## [What you will do]
Please list all lines of the material below in which the string "expiry" occurs.

[Stored data entries]
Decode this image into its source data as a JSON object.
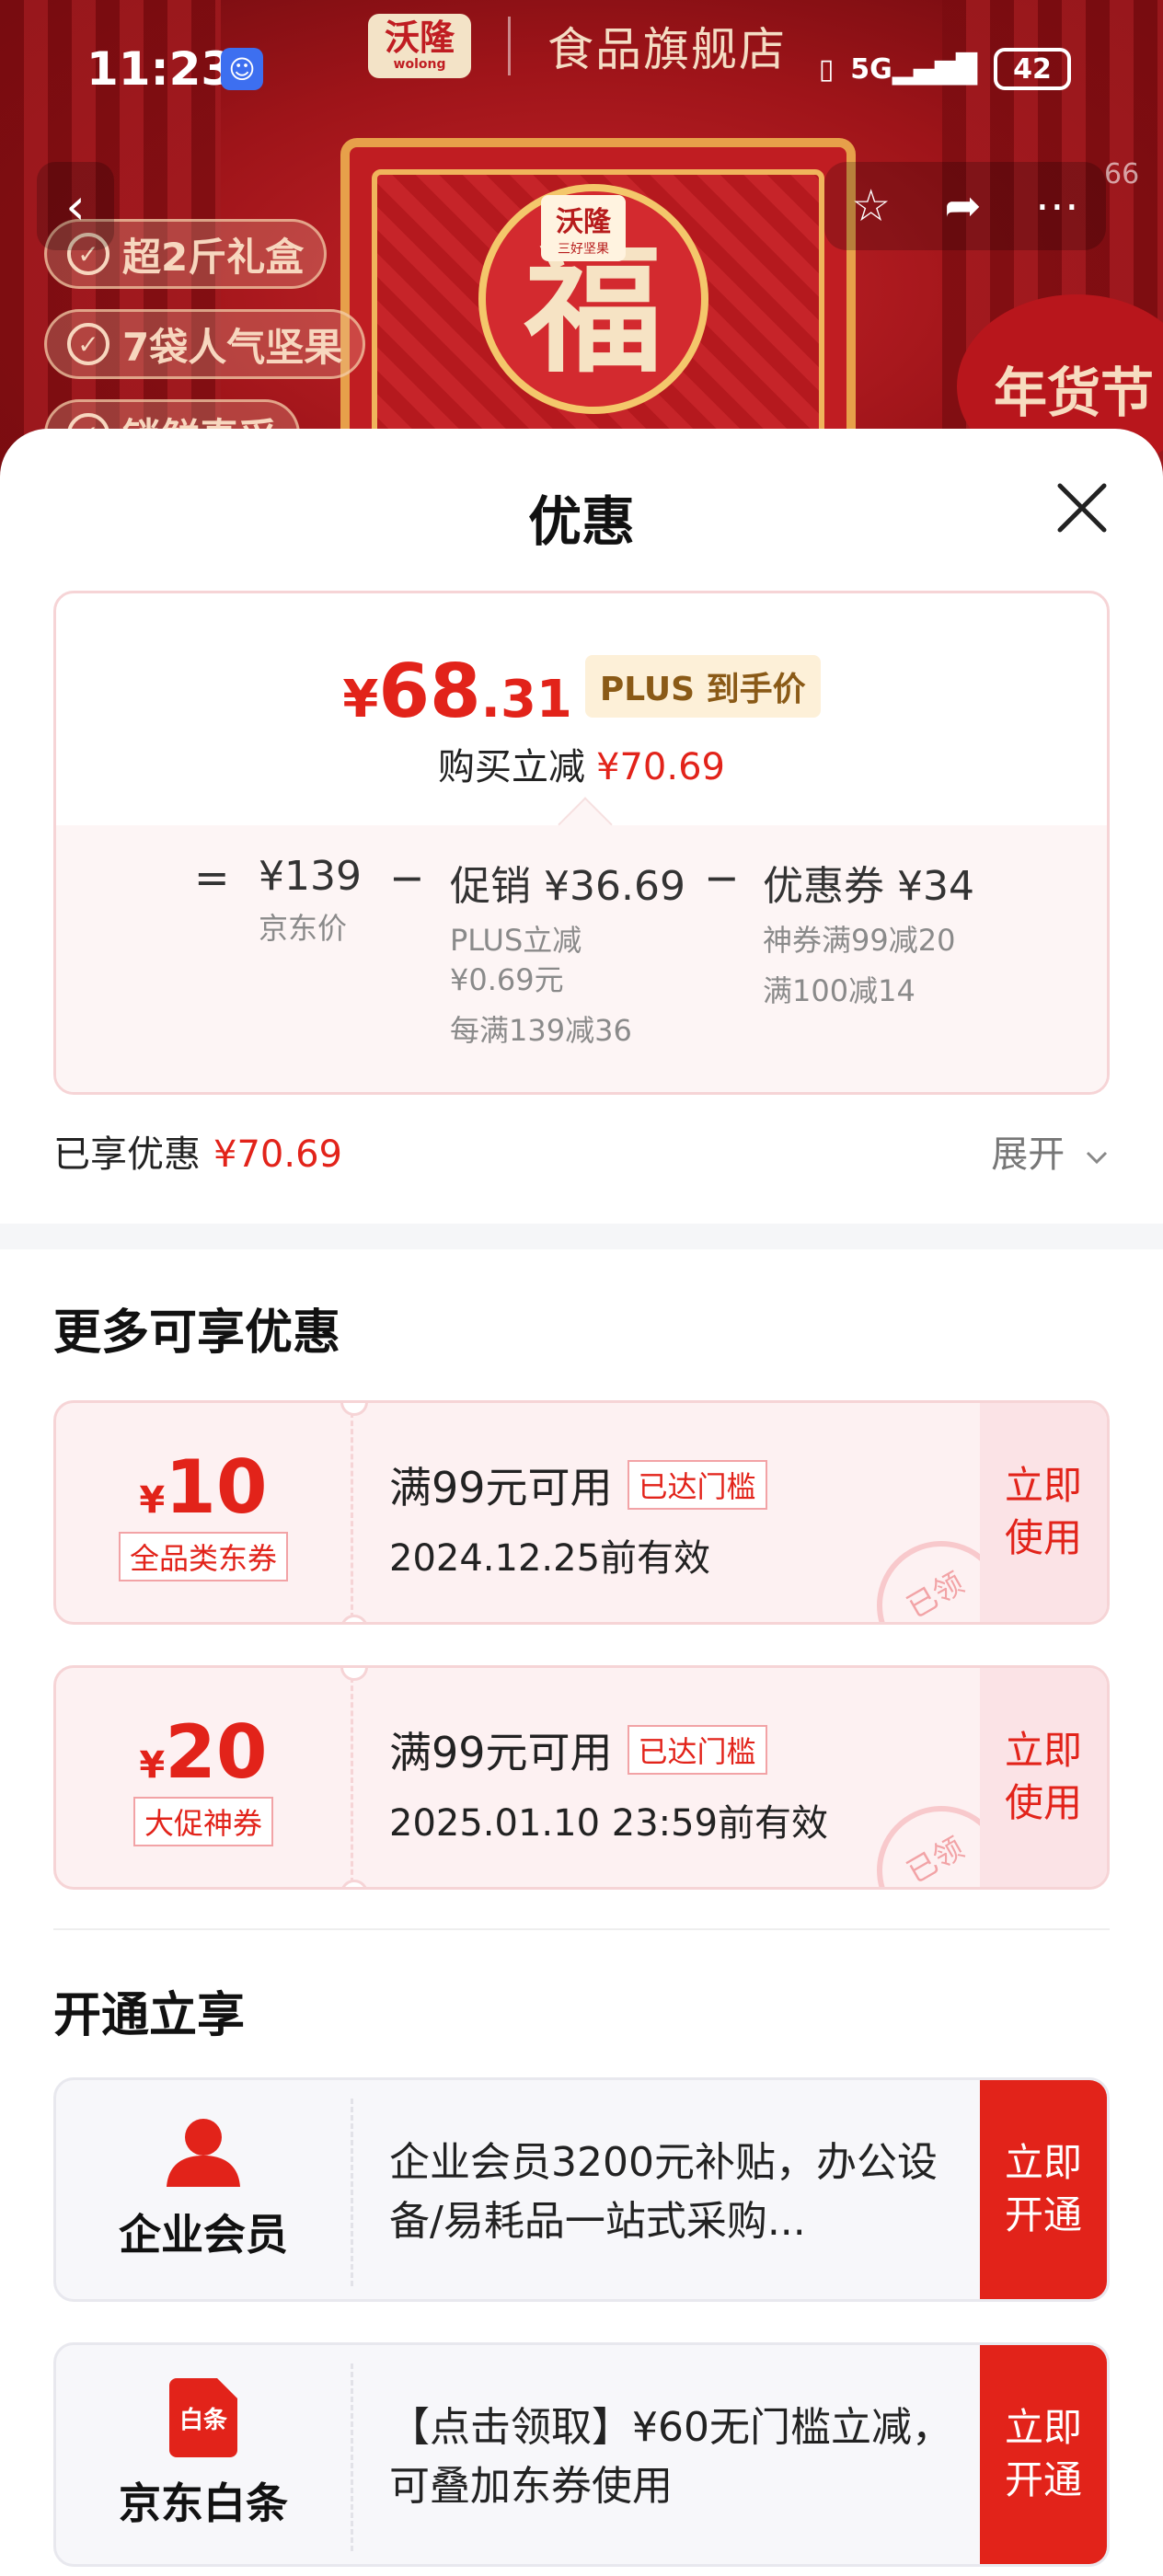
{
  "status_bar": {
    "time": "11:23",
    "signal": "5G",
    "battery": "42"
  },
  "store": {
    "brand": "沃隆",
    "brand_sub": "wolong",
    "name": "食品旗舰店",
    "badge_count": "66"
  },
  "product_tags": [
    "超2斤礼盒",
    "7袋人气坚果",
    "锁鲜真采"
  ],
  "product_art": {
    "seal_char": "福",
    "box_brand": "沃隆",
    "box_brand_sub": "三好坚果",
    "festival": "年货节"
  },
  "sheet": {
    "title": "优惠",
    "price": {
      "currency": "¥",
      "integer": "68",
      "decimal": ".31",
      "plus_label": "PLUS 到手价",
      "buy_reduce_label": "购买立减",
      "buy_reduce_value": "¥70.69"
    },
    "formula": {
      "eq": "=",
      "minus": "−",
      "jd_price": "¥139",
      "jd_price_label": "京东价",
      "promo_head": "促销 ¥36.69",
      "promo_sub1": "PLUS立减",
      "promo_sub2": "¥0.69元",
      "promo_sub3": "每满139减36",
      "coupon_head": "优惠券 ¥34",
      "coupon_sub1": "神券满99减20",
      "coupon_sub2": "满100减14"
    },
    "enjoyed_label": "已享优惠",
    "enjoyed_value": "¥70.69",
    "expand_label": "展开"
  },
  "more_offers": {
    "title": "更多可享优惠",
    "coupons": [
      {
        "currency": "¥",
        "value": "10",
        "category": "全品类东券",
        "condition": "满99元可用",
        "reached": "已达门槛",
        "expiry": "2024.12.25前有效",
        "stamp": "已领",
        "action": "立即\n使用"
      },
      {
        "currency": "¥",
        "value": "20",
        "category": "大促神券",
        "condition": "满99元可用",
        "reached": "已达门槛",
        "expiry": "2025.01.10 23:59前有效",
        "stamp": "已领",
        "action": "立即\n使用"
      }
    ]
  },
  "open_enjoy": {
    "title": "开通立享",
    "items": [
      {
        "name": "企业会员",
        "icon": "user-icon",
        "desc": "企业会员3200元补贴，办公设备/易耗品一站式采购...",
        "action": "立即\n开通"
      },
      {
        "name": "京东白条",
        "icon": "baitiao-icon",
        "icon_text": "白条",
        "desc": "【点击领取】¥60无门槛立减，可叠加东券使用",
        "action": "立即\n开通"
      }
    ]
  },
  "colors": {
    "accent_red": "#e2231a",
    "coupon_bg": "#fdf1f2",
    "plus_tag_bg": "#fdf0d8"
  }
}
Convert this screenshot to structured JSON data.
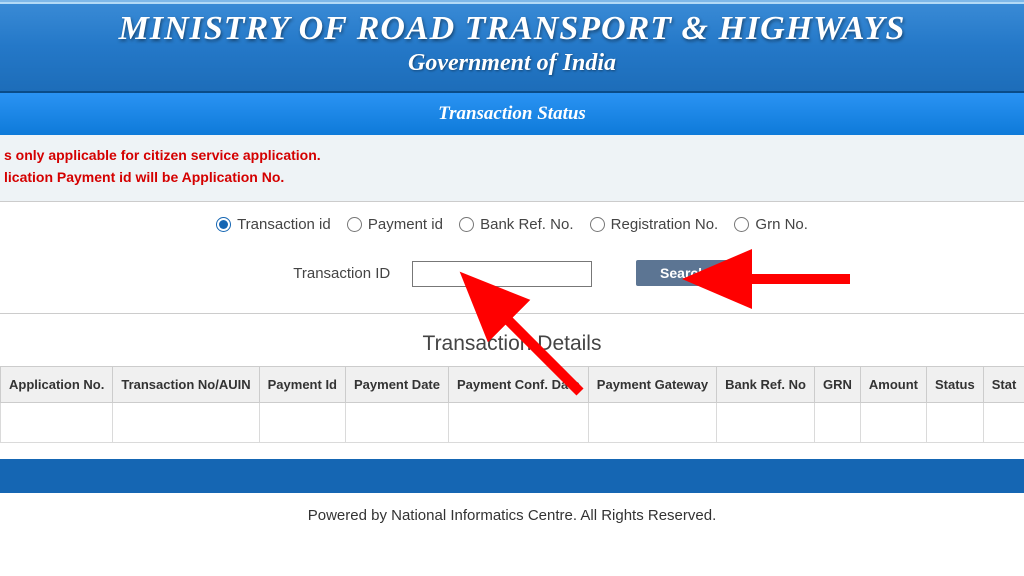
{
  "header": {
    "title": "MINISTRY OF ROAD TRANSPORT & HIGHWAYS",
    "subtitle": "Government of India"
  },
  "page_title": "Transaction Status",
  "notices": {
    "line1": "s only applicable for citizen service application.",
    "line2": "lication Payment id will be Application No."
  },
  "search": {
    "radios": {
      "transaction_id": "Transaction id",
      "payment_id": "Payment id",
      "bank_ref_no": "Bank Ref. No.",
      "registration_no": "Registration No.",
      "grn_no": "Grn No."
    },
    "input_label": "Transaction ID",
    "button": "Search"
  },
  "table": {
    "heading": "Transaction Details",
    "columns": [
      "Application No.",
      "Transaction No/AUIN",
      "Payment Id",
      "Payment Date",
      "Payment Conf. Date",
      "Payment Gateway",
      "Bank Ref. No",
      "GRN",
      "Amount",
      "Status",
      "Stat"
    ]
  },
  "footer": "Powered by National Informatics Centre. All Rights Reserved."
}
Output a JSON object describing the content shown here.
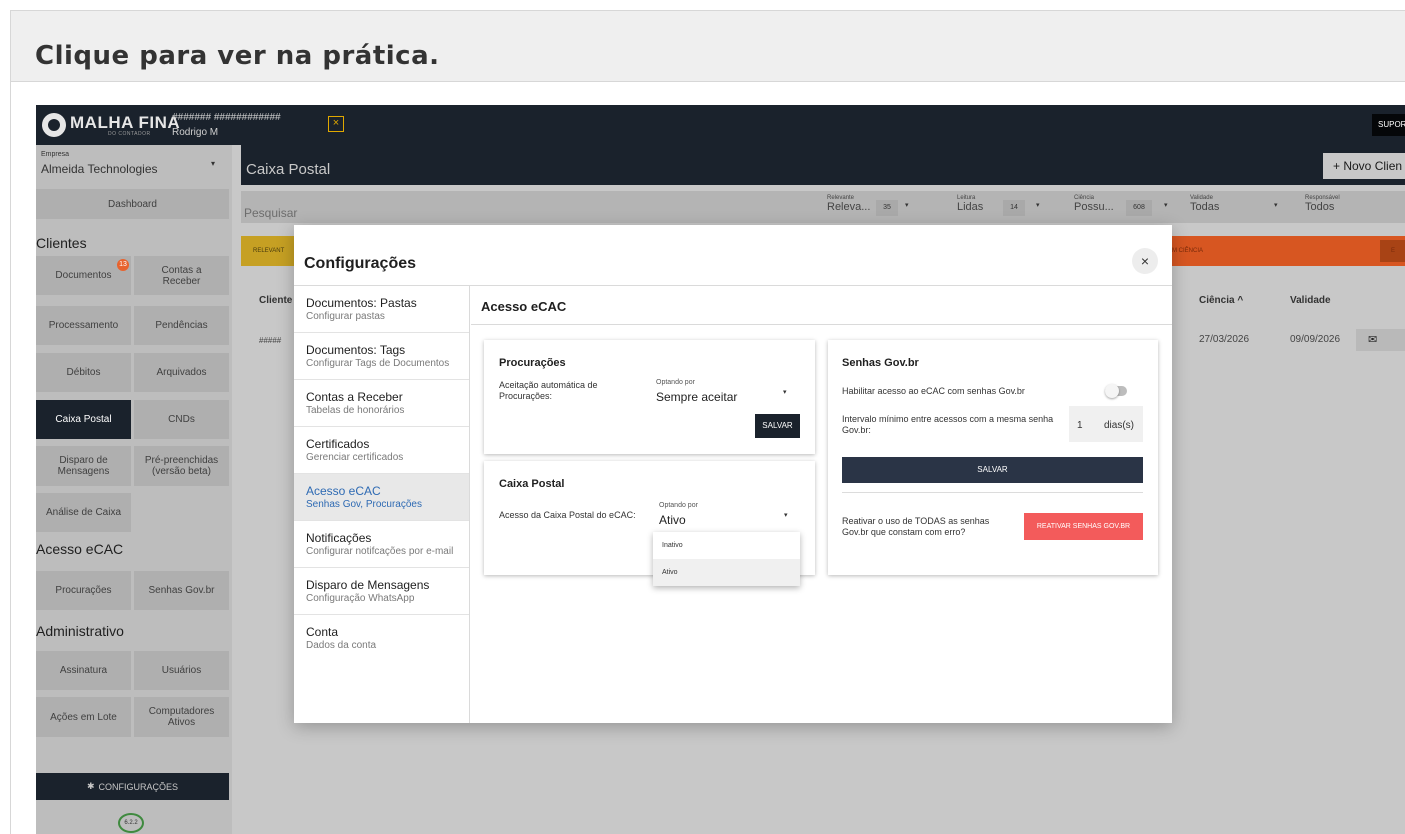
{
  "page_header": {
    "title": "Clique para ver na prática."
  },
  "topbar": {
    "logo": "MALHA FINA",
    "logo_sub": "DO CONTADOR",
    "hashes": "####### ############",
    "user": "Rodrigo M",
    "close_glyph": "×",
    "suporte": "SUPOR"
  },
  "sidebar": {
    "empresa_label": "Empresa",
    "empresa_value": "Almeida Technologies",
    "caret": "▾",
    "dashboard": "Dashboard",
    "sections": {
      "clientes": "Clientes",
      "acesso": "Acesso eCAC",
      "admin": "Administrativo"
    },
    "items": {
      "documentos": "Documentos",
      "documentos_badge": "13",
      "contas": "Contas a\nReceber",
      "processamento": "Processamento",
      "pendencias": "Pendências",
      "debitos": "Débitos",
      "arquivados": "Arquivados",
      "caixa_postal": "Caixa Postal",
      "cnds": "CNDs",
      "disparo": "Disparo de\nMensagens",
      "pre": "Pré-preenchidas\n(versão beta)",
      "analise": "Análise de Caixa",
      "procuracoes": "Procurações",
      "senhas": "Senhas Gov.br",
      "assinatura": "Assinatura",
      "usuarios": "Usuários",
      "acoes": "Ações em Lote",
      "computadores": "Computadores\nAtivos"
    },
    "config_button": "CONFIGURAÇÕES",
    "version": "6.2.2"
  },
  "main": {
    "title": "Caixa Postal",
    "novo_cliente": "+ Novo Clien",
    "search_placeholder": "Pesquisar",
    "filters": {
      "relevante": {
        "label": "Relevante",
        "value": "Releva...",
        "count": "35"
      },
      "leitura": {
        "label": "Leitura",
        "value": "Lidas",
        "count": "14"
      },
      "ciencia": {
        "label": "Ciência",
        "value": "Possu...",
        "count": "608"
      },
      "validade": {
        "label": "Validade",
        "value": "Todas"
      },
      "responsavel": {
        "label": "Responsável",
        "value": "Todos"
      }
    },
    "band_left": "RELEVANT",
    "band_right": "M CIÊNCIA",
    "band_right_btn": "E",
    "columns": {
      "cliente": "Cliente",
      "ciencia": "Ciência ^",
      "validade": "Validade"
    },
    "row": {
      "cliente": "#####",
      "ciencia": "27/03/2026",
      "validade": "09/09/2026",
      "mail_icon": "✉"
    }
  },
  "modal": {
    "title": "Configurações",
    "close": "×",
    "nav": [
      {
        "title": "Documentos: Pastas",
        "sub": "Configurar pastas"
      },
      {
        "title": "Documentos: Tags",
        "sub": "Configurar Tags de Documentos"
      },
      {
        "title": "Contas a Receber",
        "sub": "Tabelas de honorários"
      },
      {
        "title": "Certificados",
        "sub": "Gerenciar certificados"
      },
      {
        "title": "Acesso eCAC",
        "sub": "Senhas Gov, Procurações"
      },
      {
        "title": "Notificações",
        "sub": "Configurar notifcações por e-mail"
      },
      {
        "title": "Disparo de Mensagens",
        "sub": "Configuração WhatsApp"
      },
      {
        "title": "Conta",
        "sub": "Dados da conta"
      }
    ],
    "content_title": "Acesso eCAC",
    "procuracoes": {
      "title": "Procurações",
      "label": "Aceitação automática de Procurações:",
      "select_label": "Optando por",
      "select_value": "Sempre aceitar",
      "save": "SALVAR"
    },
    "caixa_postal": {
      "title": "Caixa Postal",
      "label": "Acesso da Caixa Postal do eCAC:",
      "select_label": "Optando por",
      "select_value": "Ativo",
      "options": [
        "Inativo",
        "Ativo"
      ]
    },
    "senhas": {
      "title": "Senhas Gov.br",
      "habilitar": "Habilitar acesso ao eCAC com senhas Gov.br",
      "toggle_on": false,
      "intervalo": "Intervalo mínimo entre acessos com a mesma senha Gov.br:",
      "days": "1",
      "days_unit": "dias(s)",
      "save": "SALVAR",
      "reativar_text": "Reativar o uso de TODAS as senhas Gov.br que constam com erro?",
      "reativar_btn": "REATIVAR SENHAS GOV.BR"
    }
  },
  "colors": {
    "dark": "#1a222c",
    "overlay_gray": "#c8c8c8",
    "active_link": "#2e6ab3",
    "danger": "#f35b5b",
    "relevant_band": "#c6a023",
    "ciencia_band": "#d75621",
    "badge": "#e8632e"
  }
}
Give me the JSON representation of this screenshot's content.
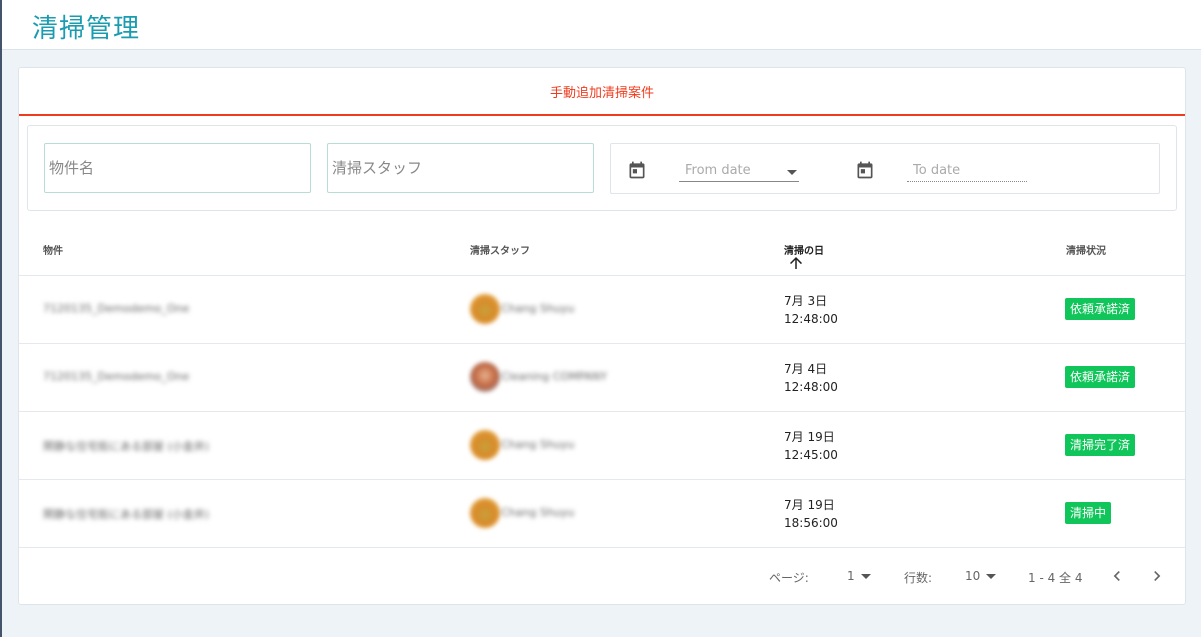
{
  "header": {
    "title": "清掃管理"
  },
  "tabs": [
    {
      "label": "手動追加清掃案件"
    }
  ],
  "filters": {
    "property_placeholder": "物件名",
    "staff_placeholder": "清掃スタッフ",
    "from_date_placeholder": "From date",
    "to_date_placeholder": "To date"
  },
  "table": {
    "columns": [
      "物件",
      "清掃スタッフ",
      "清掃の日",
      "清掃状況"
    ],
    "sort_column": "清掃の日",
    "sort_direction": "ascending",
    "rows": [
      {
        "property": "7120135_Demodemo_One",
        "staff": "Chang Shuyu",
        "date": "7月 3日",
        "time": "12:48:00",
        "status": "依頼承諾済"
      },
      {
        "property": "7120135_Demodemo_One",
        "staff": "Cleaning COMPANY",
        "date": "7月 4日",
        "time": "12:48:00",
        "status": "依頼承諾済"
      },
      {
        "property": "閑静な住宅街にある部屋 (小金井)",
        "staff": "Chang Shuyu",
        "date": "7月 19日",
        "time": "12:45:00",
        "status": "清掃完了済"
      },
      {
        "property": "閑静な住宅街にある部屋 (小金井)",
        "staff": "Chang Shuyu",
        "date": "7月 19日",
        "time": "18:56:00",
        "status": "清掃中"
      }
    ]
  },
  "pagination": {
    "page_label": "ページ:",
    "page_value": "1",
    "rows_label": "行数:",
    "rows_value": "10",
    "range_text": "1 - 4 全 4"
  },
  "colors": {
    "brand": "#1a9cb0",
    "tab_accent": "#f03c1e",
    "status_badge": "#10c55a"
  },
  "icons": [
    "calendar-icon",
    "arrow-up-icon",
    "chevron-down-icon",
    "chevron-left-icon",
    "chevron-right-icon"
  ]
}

## [Expected output]
        "expiry": "2024.12.25前有效",
        "expiry": "2025.01.10 23:59前有效",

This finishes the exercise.